%%

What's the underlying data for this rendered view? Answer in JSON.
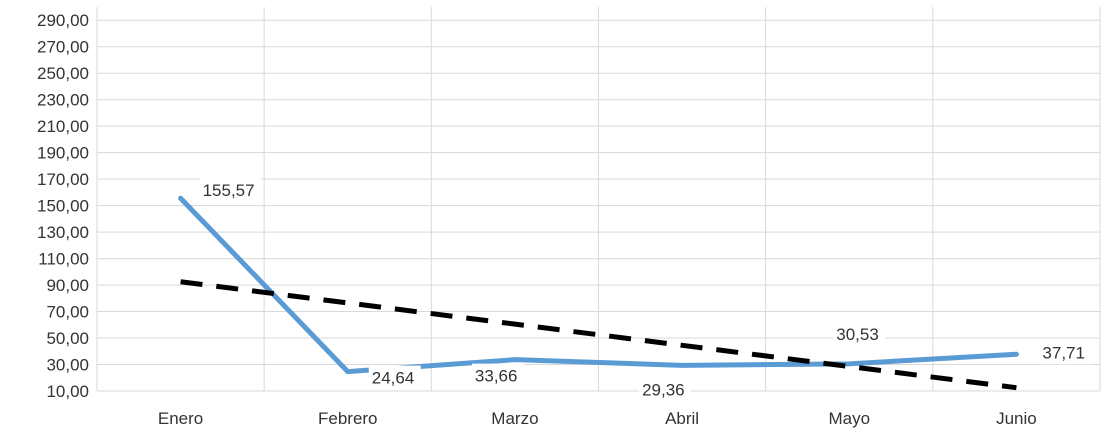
{
  "chart_data": {
    "type": "line",
    "categories": [
      "Enero",
      "Febrero",
      "Marzo",
      "Abril",
      "Mayo",
      "Junio"
    ],
    "series": [
      {
        "values": [
          155.57,
          24.64,
          33.66,
          29.36,
          30.53,
          37.71
        ],
        "data_labels": [
          "155,57",
          "24,64",
          "33,66",
          "29,36",
          "30,53",
          "37,71"
        ],
        "color": "#5b9bd5",
        "style": "solid"
      },
      {
        "kind": "trendline",
        "values": [
          92.5,
          76.5,
          60.5,
          44.5,
          28.5,
          12.5
        ],
        "color": "#000000",
        "style": "dashed"
      }
    ],
    "y_ticks": [
      "10,00",
      "30,00",
      "50,00",
      "70,00",
      "90,00",
      "110,00",
      "130,00",
      "150,00",
      "170,00",
      "190,00",
      "210,00",
      "230,00",
      "250,00",
      "270,00",
      "290,00"
    ],
    "ylim": [
      10,
      300
    ],
    "grid": true,
    "title": "",
    "xlabel": "",
    "ylabel": ""
  }
}
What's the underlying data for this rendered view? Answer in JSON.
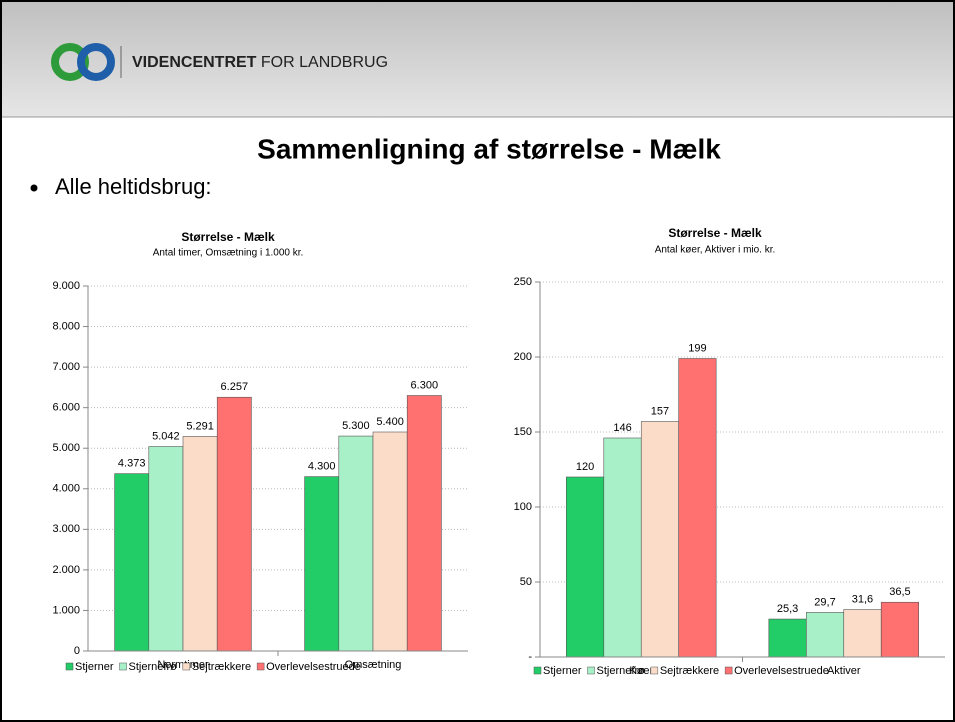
{
  "brand_bold": "VIDENCENTRET",
  "brand_rest": "FOR LANDBRUG",
  "slide_title": "Sammenligning af størrelse - Mælk",
  "bullet": "Alle heltidsbrug:",
  "chart_data": [
    {
      "type": "bar",
      "title": "Størrelse - Mælk",
      "subtitle": "Antal timer, Omsætning i 1.000 kr.",
      "categories": [
        "Normtimer",
        "Omsætning"
      ],
      "series": [
        {
          "name": "Stjerner",
          "color": "#22cc66",
          "values": [
            4373,
            4300
          ],
          "value_labels": [
            "4.373",
            "4.300"
          ]
        },
        {
          "name": "Stjernefrø",
          "color": "#a8f0c8",
          "values": [
            5042,
            5300
          ],
          "value_labels": [
            "5.042",
            "5.300"
          ]
        },
        {
          "name": "Sejtrækkere",
          "color": "#fadcc8",
          "values": [
            5291,
            5400
          ],
          "value_labels": [
            "5.291",
            "5.400"
          ]
        },
        {
          "name": "Overlevelsestruede",
          "color": "#ff7070",
          "values": [
            6257,
            6300
          ],
          "value_labels": [
            "6.257",
            "6.300"
          ]
        }
      ],
      "ylim": [
        0,
        9000
      ],
      "yticks": [
        0,
        {
          "value": 1000,
          "label": "1.000"
        },
        {
          "value": 2000,
          "label": "2.000"
        },
        {
          "value": 3000,
          "label": "3.000"
        },
        {
          "value": 4000,
          "label": "4.000"
        },
        {
          "value": 5000,
          "label": "5.000"
        },
        {
          "value": 6000,
          "label": "6.000"
        },
        {
          "value": 7000,
          "label": "7.000"
        },
        {
          "value": 8000,
          "label": "8.000"
        },
        {
          "value": 9000,
          "label": "9.000"
        }
      ],
      "grid": true,
      "legend": "bottom"
    },
    {
      "type": "bar",
      "title": "Størrelse - Mælk",
      "subtitle": "Antal køer, Aktiver i mio. kr.",
      "categories": [
        "Køer",
        "Aktiver"
      ],
      "series": [
        {
          "name": "Stjerner",
          "color": "#22cc66",
          "values": [
            120,
            25.3
          ],
          "value_labels": [
            "120",
            "25,3"
          ]
        },
        {
          "name": "Stjernefrø",
          "color": "#a8f0c8",
          "values": [
            146,
            29.7
          ],
          "value_labels": [
            "146",
            "29,7"
          ]
        },
        {
          "name": "Sejtrækkere",
          "color": "#fadcc8",
          "values": [
            157,
            31.6
          ],
          "value_labels": [
            "157",
            "31,6"
          ]
        },
        {
          "name": "Overlevelsestruede",
          "color": "#ff7070",
          "values": [
            199,
            36.5
          ],
          "value_labels": [
            "199",
            "36,5"
          ]
        }
      ],
      "ylim": [
        0,
        250
      ],
      "yticks": [
        {
          "value": 0,
          "label": "-"
        },
        50,
        100,
        150,
        200,
        250
      ],
      "grid": true,
      "legend": "bottom"
    }
  ]
}
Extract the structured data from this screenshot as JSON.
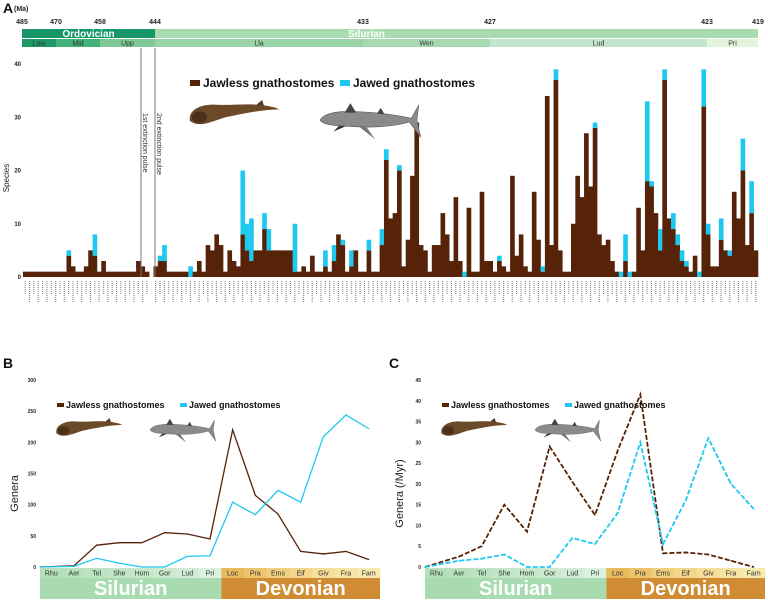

%%

Requirements |
Copy every line of the entries above in which "Antal" occurs.

Task result |
      "subtitle": "Antal timer, Omsætning i 1.000 kr.",
      "subtitle": "Antal køer, Aktiver i mio. kr.",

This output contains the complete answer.